» Supplied material
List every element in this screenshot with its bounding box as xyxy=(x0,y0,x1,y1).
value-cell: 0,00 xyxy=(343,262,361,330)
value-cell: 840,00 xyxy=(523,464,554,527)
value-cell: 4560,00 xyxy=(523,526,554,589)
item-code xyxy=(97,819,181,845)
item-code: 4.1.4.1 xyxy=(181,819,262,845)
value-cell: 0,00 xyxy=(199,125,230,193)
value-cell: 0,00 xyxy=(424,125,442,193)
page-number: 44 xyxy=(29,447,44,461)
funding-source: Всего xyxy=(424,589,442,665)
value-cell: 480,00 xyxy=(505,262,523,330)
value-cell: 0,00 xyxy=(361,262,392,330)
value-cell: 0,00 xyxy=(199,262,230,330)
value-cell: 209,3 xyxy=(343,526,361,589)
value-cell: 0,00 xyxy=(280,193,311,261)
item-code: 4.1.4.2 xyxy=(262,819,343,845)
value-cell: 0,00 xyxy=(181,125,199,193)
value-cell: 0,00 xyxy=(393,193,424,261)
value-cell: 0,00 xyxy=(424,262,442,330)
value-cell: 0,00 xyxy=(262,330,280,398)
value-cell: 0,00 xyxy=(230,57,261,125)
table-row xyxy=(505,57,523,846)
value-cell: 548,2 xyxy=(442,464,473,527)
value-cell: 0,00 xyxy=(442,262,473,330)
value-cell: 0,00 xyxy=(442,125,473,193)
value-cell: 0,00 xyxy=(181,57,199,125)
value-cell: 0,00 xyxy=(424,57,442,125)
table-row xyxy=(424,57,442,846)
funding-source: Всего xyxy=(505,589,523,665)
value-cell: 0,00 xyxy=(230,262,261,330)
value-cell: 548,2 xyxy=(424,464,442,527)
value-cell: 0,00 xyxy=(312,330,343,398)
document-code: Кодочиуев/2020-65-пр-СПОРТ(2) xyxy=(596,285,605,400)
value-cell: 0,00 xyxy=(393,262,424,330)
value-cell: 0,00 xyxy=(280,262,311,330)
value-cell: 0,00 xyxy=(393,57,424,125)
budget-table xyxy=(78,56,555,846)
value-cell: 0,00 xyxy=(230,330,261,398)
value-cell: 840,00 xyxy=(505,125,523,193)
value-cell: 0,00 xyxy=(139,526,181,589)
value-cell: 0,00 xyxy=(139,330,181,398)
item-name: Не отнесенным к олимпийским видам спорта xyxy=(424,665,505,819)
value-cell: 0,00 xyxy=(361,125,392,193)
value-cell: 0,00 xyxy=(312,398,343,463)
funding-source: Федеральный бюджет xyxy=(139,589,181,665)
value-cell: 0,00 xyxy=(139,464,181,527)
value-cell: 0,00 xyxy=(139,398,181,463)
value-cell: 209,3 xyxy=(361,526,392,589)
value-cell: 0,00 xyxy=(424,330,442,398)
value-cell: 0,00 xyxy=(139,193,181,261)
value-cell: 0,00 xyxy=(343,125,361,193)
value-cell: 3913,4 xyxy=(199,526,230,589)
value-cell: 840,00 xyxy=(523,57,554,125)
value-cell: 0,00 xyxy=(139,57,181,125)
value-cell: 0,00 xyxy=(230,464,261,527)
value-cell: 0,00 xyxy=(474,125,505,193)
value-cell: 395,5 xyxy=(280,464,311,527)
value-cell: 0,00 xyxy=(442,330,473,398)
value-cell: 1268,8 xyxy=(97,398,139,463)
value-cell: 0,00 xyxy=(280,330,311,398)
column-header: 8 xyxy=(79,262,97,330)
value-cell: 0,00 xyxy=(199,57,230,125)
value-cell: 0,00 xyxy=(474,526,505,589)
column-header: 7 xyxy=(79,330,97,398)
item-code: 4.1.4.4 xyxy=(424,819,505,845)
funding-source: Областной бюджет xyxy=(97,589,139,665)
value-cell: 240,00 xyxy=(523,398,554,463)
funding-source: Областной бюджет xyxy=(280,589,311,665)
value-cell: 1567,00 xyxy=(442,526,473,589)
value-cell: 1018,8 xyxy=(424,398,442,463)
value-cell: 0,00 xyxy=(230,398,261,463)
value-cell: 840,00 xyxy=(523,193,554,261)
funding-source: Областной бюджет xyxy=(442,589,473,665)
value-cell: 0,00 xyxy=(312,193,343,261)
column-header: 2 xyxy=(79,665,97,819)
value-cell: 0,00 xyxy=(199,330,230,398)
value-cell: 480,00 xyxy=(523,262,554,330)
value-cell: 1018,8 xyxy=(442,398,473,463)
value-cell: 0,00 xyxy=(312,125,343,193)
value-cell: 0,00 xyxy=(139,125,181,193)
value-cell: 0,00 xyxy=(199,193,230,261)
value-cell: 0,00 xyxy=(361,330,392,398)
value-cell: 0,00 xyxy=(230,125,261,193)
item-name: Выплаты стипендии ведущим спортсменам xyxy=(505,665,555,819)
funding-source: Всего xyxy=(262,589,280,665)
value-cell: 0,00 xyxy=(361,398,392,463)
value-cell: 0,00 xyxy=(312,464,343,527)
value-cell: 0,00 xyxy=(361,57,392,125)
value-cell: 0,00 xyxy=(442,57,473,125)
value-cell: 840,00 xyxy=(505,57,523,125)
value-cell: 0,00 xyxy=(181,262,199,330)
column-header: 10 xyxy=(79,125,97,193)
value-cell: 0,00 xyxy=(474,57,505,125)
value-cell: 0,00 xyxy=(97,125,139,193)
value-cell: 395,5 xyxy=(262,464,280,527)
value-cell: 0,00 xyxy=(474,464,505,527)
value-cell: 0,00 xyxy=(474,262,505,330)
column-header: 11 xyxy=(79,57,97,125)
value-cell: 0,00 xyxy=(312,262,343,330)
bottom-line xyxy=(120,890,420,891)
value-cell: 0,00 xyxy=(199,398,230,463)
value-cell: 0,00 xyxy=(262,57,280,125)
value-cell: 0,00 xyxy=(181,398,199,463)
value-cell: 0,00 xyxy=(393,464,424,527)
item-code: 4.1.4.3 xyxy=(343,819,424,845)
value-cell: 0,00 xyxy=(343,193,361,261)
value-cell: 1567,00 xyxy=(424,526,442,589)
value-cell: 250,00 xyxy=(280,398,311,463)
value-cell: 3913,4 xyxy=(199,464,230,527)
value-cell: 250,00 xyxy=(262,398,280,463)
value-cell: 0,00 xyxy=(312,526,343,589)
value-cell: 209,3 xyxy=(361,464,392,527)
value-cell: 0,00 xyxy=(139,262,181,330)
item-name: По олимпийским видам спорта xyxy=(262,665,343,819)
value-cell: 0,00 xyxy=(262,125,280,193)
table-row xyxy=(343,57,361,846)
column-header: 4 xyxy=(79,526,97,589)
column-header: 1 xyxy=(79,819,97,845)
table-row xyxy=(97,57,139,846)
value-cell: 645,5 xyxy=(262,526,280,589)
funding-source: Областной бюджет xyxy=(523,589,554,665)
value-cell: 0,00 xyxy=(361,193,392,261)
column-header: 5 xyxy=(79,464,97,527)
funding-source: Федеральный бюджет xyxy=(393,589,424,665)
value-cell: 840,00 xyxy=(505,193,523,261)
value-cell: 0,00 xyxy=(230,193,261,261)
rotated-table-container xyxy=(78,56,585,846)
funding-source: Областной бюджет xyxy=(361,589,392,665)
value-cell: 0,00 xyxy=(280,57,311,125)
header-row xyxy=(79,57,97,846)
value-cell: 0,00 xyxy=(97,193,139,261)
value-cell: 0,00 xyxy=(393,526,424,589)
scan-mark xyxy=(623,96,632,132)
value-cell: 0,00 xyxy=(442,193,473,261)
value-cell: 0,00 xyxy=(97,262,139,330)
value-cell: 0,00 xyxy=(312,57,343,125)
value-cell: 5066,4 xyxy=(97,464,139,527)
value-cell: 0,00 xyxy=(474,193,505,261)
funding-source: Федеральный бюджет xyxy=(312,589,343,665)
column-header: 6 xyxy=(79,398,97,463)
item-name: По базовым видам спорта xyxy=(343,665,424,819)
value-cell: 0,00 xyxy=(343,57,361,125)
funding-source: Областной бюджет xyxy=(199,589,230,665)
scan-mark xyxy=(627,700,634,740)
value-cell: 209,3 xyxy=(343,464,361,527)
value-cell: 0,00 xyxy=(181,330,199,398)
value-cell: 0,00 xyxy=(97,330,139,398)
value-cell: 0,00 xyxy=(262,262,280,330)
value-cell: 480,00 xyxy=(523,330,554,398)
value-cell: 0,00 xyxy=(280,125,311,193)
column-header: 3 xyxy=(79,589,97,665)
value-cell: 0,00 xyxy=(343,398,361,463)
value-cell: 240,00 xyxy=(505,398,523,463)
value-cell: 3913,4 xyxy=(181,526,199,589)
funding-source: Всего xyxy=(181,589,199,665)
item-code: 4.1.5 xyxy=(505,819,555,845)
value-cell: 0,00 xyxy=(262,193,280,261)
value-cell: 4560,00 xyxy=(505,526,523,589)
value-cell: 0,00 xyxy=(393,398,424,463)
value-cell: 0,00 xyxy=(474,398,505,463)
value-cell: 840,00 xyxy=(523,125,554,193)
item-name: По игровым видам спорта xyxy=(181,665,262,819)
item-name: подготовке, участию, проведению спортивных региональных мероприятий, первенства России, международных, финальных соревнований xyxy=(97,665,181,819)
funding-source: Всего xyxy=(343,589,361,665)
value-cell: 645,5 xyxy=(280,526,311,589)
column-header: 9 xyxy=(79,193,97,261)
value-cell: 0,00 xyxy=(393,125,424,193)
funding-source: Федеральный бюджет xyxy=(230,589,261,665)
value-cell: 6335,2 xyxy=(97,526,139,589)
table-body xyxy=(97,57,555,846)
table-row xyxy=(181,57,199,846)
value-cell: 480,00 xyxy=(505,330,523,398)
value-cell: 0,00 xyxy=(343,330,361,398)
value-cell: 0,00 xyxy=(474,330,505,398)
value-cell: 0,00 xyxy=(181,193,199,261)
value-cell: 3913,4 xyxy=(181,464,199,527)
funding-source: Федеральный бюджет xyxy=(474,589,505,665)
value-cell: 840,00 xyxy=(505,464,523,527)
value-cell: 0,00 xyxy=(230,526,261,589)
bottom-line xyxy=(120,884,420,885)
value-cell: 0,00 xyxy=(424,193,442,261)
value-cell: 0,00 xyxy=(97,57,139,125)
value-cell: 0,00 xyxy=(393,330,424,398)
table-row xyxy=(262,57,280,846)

» Problem details
Can you rewrite the items from the very first line through the line containing "table-row xyxy=(505,57,523,846)", changing "item-code" to "row-code" and leaving everything else as it is?

» Task answer
List every element in this screenshot with its bounding box as xyxy=(x0,y0,x1,y1).
value-cell: 0,00 xyxy=(343,262,361,330)
value-cell: 840,00 xyxy=(523,464,554,527)
value-cell: 4560,00 xyxy=(523,526,554,589)
row-code xyxy=(97,819,181,845)
row-code: 4.1.4.1 xyxy=(181,819,262,845)
value-cell: 0,00 xyxy=(199,125,230,193)
value-cell: 0,00 xyxy=(424,125,442,193)
page-number: 44 xyxy=(29,447,44,461)
funding-source: Всего xyxy=(424,589,442,665)
value-cell: 480,00 xyxy=(505,262,523,330)
value-cell: 0,00 xyxy=(361,262,392,330)
value-cell: 0,00 xyxy=(199,262,230,330)
value-cell: 209,3 xyxy=(343,526,361,589)
value-cell: 0,00 xyxy=(280,193,311,261)
row-code: 4.1.4.2 xyxy=(262,819,343,845)
value-cell: 0,00 xyxy=(181,125,199,193)
value-cell: 0,00 xyxy=(393,193,424,261)
value-cell: 0,00 xyxy=(424,262,442,330)
value-cell: 0,00 xyxy=(262,330,280,398)
value-cell: 0,00 xyxy=(230,57,261,125)
table-row xyxy=(505,57,523,846)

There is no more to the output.